• [Stated exercise] Repeat the entire listing exactly.

• [Dataset extract]

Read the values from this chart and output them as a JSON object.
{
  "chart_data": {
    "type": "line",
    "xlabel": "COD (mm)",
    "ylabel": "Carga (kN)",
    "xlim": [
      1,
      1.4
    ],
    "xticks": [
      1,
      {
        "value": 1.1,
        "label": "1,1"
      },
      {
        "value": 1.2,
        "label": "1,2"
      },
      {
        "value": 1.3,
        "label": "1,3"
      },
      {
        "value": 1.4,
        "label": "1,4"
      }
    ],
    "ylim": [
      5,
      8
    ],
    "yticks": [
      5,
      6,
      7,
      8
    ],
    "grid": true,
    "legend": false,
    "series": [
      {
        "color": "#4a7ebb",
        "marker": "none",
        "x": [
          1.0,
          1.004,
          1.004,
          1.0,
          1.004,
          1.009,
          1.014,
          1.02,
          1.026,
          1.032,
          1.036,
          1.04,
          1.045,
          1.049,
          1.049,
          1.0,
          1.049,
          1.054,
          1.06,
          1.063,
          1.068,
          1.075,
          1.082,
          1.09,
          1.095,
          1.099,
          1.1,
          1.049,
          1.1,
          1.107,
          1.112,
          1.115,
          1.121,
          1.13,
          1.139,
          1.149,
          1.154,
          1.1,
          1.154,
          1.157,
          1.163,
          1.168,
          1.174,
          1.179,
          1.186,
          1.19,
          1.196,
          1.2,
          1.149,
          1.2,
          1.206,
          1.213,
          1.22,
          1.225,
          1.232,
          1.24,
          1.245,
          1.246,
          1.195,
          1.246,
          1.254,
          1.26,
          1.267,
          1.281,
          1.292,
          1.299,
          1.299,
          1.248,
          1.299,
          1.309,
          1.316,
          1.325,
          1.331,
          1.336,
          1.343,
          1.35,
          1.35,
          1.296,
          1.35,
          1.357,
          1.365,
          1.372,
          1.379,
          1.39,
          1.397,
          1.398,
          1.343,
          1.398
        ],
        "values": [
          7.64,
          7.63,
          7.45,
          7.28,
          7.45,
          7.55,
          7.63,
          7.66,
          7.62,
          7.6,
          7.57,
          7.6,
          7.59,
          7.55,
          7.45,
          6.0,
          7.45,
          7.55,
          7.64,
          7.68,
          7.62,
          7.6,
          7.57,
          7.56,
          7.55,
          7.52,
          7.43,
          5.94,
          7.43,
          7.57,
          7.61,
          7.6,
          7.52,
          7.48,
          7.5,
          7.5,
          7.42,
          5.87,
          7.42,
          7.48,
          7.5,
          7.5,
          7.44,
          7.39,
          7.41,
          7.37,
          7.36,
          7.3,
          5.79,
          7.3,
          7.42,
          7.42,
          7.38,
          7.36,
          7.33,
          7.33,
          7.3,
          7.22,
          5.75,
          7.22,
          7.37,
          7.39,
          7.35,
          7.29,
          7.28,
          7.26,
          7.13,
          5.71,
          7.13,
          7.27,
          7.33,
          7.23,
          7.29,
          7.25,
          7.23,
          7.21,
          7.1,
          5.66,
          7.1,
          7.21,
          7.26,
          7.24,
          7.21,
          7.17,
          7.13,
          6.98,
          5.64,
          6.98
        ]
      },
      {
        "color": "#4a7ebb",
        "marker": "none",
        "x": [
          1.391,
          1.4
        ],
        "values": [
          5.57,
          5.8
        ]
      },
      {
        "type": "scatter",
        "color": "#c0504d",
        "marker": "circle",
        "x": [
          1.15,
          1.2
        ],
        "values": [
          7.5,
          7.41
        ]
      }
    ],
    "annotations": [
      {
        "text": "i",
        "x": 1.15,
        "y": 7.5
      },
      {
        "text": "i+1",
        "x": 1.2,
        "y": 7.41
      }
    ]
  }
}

• [Response]
Read the values from this chart and output them as a JSON object.
{
  "chart_data": {
    "type": "line",
    "xlabel": "COD (mm)",
    "ylabel": "Carga (kN)",
    "xlim": [
      1,
      1.4
    ],
    "xticks": [
      1,
      {
        "value": 1.1,
        "label": "1,1"
      },
      {
        "value": 1.2,
        "label": "1,2"
      },
      {
        "value": 1.3,
        "label": "1,3"
      },
      {
        "value": 1.4,
        "label": "1,4"
      }
    ],
    "ylim": [
      5,
      8
    ],
    "yticks": [
      5,
      6,
      7,
      8
    ],
    "grid": true,
    "legend": false,
    "series": [
      {
        "color": "#4a7ebb",
        "marker": "none",
        "x": [
          1.0,
          1.004,
          1.004,
          1.0,
          1.004,
          1.009,
          1.014,
          1.02,
          1.026,
          1.032,
          1.036,
          1.04,
          1.045,
          1.049,
          1.049,
          1.0,
          1.049,
          1.054,
          1.06,
          1.063,
          1.068,
          1.075,
          1.082,
          1.09,
          1.095,
          1.099,
          1.1,
          1.049,
          1.1,
          1.107,
          1.112,
          1.115,
          1.121,
          1.13,
          1.139,
          1.149,
          1.154,
          1.1,
          1.154,
          1.157,
          1.163,
          1.168,
          1.174,
          1.179,
          1.186,
          1.19,
          1.196,
          1.2,
          1.149,
          1.2,
          1.206,
          1.213,
          1.22,
          1.225,
          1.232,
          1.24,
          1.245,
          1.246,
          1.195,
          1.246,
          1.254,
          1.26,
          1.267,
          1.281,
          1.292,
          1.299,
          1.299,
          1.248,
          1.299,
          1.309,
          1.316,
          1.325,
          1.331,
          1.336,
          1.343,
          1.35,
          1.35,
          1.296,
          1.35,
          1.357,
          1.365,
          1.372,
          1.379,
          1.39,
          1.397,
          1.398,
          1.343,
          1.398
        ],
        "values": [
          7.64,
          7.63,
          7.45,
          7.28,
          7.45,
          7.55,
          7.63,
          7.66,
          7.62,
          7.6,
          7.57,
          7.6,
          7.59,
          7.55,
          7.45,
          6.0,
          7.45,
          7.55,
          7.64,
          7.68,
          7.62,
          7.6,
          7.57,
          7.56,
          7.55,
          7.52,
          7.43,
          5.94,
          7.43,
          7.57,
          7.61,
          7.6,
          7.52,
          7.48,
          7.5,
          7.5,
          7.42,
          5.87,
          7.42,
          7.48,
          7.5,
          7.5,
          7.44,
          7.39,
          7.41,
          7.37,
          7.36,
          7.3,
          5.79,
          7.3,
          7.42,
          7.42,
          7.38,
          7.36,
          7.33,
          7.33,
          7.3,
          7.22,
          5.75,
          7.22,
          7.37,
          7.39,
          7.35,
          7.29,
          7.28,
          7.26,
          7.13,
          5.71,
          7.13,
          7.27,
          7.33,
          7.23,
          7.29,
          7.25,
          7.23,
          7.21,
          7.1,
          5.66,
          7.1,
          7.21,
          7.26,
          7.24,
          7.21,
          7.17,
          7.13,
          6.98,
          5.64,
          6.98
        ]
      },
      {
        "color": "#4a7ebb",
        "marker": "none",
        "x": [
          1.391,
          1.4
        ],
        "values": [
          5.57,
          5.8
        ]
      },
      {
        "type": "scatter",
        "color": "#c0504d",
        "marker": "circle",
        "x": [
          1.15,
          1.2
        ],
        "values": [
          7.5,
          7.41
        ]
      }
    ],
    "annotations": [
      {
        "text": "i",
        "x": 1.15,
        "y": 7.5
      },
      {
        "text": "i+1",
        "x": 1.2,
        "y": 7.41
      }
    ]
  }
}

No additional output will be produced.